Aim =
Repeat each record below exactly as given.

Dataset content =
[Begin]
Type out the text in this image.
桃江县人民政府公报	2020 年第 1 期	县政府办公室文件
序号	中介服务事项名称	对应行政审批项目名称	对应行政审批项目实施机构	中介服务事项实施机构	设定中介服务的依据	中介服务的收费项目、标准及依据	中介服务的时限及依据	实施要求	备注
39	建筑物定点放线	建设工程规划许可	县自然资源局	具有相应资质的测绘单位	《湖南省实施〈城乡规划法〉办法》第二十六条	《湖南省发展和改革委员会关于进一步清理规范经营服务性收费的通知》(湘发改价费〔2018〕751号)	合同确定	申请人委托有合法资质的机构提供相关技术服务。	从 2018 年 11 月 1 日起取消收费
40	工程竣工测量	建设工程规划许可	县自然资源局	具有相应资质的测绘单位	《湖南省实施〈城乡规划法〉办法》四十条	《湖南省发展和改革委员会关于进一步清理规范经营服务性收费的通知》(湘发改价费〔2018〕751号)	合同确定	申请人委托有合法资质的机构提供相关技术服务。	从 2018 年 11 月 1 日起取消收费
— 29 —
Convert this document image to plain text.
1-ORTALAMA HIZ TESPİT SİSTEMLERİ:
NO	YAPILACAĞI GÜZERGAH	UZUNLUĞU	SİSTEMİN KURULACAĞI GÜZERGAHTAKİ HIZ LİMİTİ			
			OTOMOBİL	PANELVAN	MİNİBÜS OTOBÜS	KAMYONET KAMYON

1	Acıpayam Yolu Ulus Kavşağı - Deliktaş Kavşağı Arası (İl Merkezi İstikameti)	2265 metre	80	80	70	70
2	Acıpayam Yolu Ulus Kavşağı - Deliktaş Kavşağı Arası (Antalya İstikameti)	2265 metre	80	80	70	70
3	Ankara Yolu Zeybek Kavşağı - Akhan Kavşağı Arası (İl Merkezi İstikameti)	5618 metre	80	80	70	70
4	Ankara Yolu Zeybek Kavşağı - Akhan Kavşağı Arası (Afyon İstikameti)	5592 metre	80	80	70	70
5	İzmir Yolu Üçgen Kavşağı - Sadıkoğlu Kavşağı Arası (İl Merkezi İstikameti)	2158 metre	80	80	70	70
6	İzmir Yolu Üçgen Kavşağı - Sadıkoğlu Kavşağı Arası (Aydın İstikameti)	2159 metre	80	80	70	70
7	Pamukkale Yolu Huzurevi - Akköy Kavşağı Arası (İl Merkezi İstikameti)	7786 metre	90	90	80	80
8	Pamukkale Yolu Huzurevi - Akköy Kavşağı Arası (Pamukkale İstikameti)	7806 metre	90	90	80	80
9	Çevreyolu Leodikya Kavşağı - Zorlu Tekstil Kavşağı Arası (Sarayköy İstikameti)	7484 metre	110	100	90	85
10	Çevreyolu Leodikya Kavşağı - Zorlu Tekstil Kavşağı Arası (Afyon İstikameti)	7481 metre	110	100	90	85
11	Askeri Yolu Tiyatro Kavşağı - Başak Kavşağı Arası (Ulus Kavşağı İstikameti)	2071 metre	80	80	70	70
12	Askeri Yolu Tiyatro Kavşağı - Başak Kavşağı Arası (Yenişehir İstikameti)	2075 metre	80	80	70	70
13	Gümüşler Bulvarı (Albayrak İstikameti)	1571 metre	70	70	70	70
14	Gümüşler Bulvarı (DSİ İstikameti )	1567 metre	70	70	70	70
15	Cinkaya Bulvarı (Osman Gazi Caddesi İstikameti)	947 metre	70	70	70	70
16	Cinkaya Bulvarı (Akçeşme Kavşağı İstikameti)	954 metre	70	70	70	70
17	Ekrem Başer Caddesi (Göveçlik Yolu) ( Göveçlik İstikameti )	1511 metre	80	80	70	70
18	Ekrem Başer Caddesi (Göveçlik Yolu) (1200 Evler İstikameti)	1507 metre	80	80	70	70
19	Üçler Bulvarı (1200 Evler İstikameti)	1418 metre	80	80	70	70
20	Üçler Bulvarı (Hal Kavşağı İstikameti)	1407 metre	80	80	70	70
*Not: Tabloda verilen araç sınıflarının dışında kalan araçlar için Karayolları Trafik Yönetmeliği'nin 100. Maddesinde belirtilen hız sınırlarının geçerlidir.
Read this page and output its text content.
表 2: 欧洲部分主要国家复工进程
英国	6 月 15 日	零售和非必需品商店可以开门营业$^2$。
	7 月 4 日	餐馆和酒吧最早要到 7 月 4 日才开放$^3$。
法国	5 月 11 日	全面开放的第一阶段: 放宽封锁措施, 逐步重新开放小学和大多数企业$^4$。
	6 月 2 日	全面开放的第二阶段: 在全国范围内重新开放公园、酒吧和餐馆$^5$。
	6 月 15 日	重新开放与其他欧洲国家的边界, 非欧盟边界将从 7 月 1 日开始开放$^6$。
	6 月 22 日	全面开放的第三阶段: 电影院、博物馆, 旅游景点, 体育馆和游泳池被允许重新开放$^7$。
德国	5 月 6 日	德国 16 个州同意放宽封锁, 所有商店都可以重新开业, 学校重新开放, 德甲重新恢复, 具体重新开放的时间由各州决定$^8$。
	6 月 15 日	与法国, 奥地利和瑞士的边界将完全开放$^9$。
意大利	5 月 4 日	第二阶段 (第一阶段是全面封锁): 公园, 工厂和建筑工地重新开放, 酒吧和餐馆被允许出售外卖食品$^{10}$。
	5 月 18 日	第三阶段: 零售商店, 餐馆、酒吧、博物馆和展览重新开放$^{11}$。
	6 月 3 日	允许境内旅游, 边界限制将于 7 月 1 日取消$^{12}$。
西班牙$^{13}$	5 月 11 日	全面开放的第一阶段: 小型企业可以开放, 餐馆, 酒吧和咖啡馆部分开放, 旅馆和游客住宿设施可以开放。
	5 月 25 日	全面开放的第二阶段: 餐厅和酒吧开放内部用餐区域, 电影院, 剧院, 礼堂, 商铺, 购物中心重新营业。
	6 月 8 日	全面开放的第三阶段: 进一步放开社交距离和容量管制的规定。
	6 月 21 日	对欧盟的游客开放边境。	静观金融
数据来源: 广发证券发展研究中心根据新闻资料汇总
[End]
Written answer =
Type out the text in this image.
桃江县人民政府公报	2020 年第 1 期	县政府办公室文件
序号	中介服务事项名称	对应行政审批项目名称	对应行政审批项目实施机构	中介服务事项实施机构	设定中介服务的依据	中介服务的收费项目、标准及依据	中介服务的时限及依据	实施要求	备注
39	建筑物定点放线	建设工程规划许可	县自然资源局	具有相应资质的测绘单位	《湖南省实施〈城乡规划法〉办法》第二十六条	《湖南省发展和改革委员会关于进一步清理规范经营服务性收费的通知》(湘发改价费〔2018〕751号)	合同确定	申请人委托有合法资质的机构提供相关技术服务。	从 2018 年 11 月 1 日起取消收费
40	工程竣工测量	建设工程规划许可	县自然资源局	具有相应资质的测绘单位	《湖南省实施〈城乡规划法〉办法》四十条	《湖南省发展和改革委员会关于进一步清理规范经营服务性收费的通知》(湘发改价费〔2018〕751号)	合同确定	申请人委托有合法资质的机构提供相关技术服务。	从 2018 年 11 月 1 日起取消收费
— 29 —
Convert this document image to plain text.
1-ORTALAMA HIZ TESPİT SİSTEMLERİ:
NO	YAPILACAĞI GÜZERGAH	UZUNLUĞU	SİSTEMİN KURULACAĞI GÜZERGAHTAKİ HIZ LİMİTİ			
			OTOMOBİL	PANELVAN	MİNİBÜS OTOBÜS	KAMYONET KAMYON

1	Acıpayam Yolu Ulus Kavşağı - Deliktaş Kavşağı Arası (İl Merkezi İstikameti)	2265 metre	80	80	70	70
2	Acıpayam Yolu Ulus Kavşağı - Deliktaş Kavşağı Arası (Antalya İstikameti)	2265 metre	80	80	70	70
3	Ankara Yolu Zeybek Kavşağı - Akhan Kavşağı Arası (İl Merkezi İstikameti)	5618 metre	80	80	70	70
4	Ankara Yolu Zeybek Kavşağı - Akhan Kavşağı Arası (Afyon İstikameti)	5592 metre	80	80	70	70
5	İzmir Yolu Üçgen Kavşağı - Sadıkoğlu Kavşağı Arası (İl Merkezi İstikameti)	2158 metre	80	80	70	70
6	İzmir Yolu Üçgen Kavşağı - Sadıkoğlu Kavşağı Arası (Aydın İstikameti)	2159 metre	80	80	70	70
7	Pamukkale Yolu Huzurevi - Akköy Kavşağı Arası (İl Merkezi İstikameti)	7786 metre	90	90	80	80
8	Pamukkale Yolu Huzurevi - Akköy Kavşağı Arası (Pamukkale İstikameti)	7806 metre	90	90	80	80
9	Çevreyolu Leodikya Kavşağı - Zorlu Tekstil Kavşağı Arası (Sarayköy İstikameti)	7484 metre	110	100	90	85
10	Çevreyolu Leodikya Kavşağı - Zorlu Tekstil Kavşağı Arası (Afyon İstikameti)	7481 metre	110	100	90	85
11	Askeri Yolu Tiyatro Kavşağı - Başak Kavşağı Arası (Ulus Kavşağı İstikameti)	2071 metre	80	80	70	70
12	Askeri Yolu Tiyatro Kavşağı - Başak Kavşağı Arası (Yenişehir İstikameti)	2075 metre	80	80	70	70
13	Gümüşler Bulvarı (Albayrak İstikameti)	1571 metre	70	70	70	70
14	Gümüşler Bulvarı (DSİ İstikameti )	1567 metre	70	70	70	70
15	Cinkaya Bulvarı (Osman Gazi Caddesi İstikameti)	947 metre	70	70	70	70
16	Cinkaya Bulvarı (Akçeşme Kavşağı İstikameti)	954 metre	70	70	70	70
17	Ekrem Başer Caddesi (Göveçlik Yolu) ( Göveçlik İstikameti )	1511 metre	80	80	70	70
18	Ekrem Başer Caddesi (Göveçlik Yolu) (1200 Evler İstikameti)	1507 metre	80	80	70	70
19	Üçler Bulvarı (1200 Evler İstikameti)	1418 metre	80	80	70	70
20	Üçler Bulvarı (Hal Kavşağı İstikameti)	1407 metre	80	80	70	70
*Not: Tabloda verilen araç sınıflarının dışında kalan araçlar için Karayolları Trafik Yönetmeliği'nin 100. Maddesinde belirtilen hız sınırlarının geçerlidir.
Read this page and output its text content.
表 2: 欧洲部分主要国家复工进程
英国	6 月 15 日	零售和非必需品商店可以开门营业$^2$。
	7 月 4 日	餐馆和酒吧最早要到 7 月 4 日才开放$^3$。
法国	5 月 11 日	全面开放的第一阶段: 放宽封锁措施, 逐步重新开放小学和大多数企业$^4$。
	6 月 2 日	全面开放的第二阶段: 在全国范围内重新开放公园、酒吧和餐馆$^5$。
	6 月 15 日	重新开放与其他欧洲国家的边界, 非欧盟边界将从 7 月 1 日开始开放$^6$。
	6 月 22 日	全面开放的第三阶段: 电影院、博物馆, 旅游景点, 体育馆和游泳池被允许重新开放$^7$。
德国	5 月 6 日	德国 16 个州同意放宽封锁, 所有商店都可以重新开业, 学校重新开放, 德甲重新恢复, 具体重新开放的时间由各州决定$^8$。
	6 月 15 日	与法国, 奥地利和瑞士的边界将完全开放$^9$。
意大利	5 月 4 日	第二阶段 (第一阶段是全面封锁): 公园, 工厂和建筑工地重新开放, 酒吧和餐馆被允许出售外卖食品$^{10}$。
	5 月 18 日	第三阶段: 零售商店, 餐馆、酒吧、博物馆和展览重新开放$^{11}$。
	6 月 3 日	允许境内旅游, 边界限制将于 7 月 1 日取消$^{12}$。
西班牙$^{13}$	5 月 11 日	全面开放的第一阶段: 小型企业可以开放, 餐馆, 酒吧和咖啡馆部分开放, 旅馆和游客住宿设施可以开放。
	5 月 25 日	全面开放的第二阶段: 餐厅和酒吧开放内部用餐区域, 电影院, 剧院, 礼堂, 商铺, 购物中心重新营业。
	6 月 8 日	全面开放的第三阶段: 进一步放开社交距离和容量管制的规定。
	6 月 21 日	对欧盟的游客开放边境。	静观金融
数据来源: 广发证券发展研究中心根据新闻资料汇总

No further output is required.